| What is asked |
Which lines hold the string "使人赐子胥属镂剑以自杀"? Copy every one of them.

| Listed entries |
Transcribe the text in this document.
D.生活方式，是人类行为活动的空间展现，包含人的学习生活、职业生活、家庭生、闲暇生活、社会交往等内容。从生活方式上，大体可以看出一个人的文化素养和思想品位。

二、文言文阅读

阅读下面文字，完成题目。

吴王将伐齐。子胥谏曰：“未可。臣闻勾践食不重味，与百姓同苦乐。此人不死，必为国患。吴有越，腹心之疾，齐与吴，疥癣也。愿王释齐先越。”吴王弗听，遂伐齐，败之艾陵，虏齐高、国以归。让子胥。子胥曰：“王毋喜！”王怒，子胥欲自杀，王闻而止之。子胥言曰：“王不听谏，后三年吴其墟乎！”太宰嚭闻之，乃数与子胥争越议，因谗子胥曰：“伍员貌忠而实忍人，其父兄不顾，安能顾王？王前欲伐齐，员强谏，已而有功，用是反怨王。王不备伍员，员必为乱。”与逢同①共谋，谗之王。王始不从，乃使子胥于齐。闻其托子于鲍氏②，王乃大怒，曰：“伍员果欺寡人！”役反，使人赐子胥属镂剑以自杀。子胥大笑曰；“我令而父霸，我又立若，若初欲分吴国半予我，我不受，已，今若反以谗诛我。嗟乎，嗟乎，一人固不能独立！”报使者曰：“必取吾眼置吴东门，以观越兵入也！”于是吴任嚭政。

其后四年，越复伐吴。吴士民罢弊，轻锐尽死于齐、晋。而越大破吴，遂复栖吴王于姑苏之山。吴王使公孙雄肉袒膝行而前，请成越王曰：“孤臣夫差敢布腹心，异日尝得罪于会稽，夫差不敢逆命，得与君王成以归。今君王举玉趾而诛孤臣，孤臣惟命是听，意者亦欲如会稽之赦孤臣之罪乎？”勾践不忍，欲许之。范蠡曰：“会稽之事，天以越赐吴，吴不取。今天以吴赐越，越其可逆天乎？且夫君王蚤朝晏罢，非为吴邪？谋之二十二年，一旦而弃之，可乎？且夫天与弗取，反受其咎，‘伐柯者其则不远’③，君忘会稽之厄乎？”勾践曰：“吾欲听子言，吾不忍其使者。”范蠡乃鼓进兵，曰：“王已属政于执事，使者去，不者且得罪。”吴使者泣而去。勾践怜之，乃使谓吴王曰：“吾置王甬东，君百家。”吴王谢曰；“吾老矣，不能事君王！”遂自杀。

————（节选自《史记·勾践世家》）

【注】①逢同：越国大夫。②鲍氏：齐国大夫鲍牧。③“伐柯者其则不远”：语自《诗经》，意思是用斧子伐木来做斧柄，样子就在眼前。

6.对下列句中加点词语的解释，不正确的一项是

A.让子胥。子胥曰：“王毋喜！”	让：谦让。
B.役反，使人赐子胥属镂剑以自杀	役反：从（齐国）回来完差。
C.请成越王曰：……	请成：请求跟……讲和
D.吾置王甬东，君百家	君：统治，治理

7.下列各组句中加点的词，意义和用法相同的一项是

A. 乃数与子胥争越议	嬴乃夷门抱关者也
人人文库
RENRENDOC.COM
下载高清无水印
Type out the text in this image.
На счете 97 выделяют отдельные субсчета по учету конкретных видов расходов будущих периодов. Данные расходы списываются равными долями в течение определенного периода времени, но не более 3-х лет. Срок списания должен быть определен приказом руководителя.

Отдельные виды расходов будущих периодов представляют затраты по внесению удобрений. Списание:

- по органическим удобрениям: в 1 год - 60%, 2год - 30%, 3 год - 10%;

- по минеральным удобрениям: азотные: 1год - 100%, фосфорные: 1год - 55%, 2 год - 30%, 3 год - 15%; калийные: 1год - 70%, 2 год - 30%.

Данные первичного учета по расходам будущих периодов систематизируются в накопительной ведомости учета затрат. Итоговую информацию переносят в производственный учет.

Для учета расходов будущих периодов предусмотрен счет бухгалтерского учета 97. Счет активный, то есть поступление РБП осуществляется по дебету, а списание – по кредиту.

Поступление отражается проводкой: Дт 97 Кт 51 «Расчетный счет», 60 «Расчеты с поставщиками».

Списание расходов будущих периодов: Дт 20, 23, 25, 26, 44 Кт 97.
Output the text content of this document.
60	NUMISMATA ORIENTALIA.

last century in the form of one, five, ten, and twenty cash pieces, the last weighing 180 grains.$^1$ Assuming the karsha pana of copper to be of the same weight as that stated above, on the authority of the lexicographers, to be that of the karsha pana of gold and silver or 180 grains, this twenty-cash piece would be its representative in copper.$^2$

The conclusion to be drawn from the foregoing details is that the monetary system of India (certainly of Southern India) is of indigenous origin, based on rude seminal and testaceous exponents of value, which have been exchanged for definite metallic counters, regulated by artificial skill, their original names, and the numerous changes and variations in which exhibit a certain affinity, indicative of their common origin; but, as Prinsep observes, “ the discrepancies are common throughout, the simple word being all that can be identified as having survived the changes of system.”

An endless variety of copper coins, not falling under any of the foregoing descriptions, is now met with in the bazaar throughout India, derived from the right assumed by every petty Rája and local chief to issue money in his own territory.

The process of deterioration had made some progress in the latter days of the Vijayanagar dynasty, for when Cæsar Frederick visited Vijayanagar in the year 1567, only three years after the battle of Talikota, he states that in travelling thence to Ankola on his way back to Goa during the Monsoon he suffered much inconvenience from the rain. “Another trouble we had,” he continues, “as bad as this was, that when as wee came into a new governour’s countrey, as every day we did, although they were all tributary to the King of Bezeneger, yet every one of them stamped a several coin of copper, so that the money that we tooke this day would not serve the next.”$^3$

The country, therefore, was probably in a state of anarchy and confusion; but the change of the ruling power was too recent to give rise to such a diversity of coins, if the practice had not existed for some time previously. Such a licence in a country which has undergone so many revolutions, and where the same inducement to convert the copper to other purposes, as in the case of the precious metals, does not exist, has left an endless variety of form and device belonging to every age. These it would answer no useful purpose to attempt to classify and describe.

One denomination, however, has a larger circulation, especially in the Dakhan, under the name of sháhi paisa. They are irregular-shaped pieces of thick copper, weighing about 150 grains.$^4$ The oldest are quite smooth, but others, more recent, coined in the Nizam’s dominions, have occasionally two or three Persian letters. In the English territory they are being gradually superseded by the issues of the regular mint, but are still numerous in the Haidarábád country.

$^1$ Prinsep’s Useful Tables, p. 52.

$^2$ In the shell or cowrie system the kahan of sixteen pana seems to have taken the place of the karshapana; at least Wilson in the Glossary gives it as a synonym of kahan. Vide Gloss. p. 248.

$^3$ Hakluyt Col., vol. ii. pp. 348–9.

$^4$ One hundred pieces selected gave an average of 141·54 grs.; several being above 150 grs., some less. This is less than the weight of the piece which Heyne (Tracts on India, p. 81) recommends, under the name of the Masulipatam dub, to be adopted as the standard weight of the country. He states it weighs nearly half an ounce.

| Solution |
吴王将伐齐。子胥谏曰：“未可。臣闻勾践食不重味，与百姓同苦乐。此人不死，必为国患。吴有越，腹心之疾，齐与吴，疥癣也。愿王释齐先越。”吴王弗听，遂伐齐，败之艾陵，虏齐高、国以归。让子胥。子胥曰：“王毋喜！”王怒，子胥欲自杀，王闻而止之。子胥言曰：“王不听谏，后三年吴其墟乎！”太宰嚭闻之，乃数与子胥争越议，因谗子胥曰：“伍员貌忠而实忍人，其父兄不顾，安能顾王？王前欲伐齐，员强谏，已而有功，用是反怨王。王不备伍员，员必为乱。”与逢同①共谋，谗之王。王始不从，乃使子胥于齐。闻其托子于鲍氏②，王乃大怒，曰：“伍员果欺寡人！”役反，使人赐子胥属镂剑以自杀。子胥大笑曰；“我令而父霸，我又立若，若初欲分吴国半予我，我不受，已，今若反以谗诛我。嗟乎，嗟乎，一人固不能独立！”报使者曰：“必取吾眼置吴东门，以观越兵入也！”于是吴任嚭政。
B.役反，使人赐子胥属镂剑以自杀	役反：从（齐国）回来完差。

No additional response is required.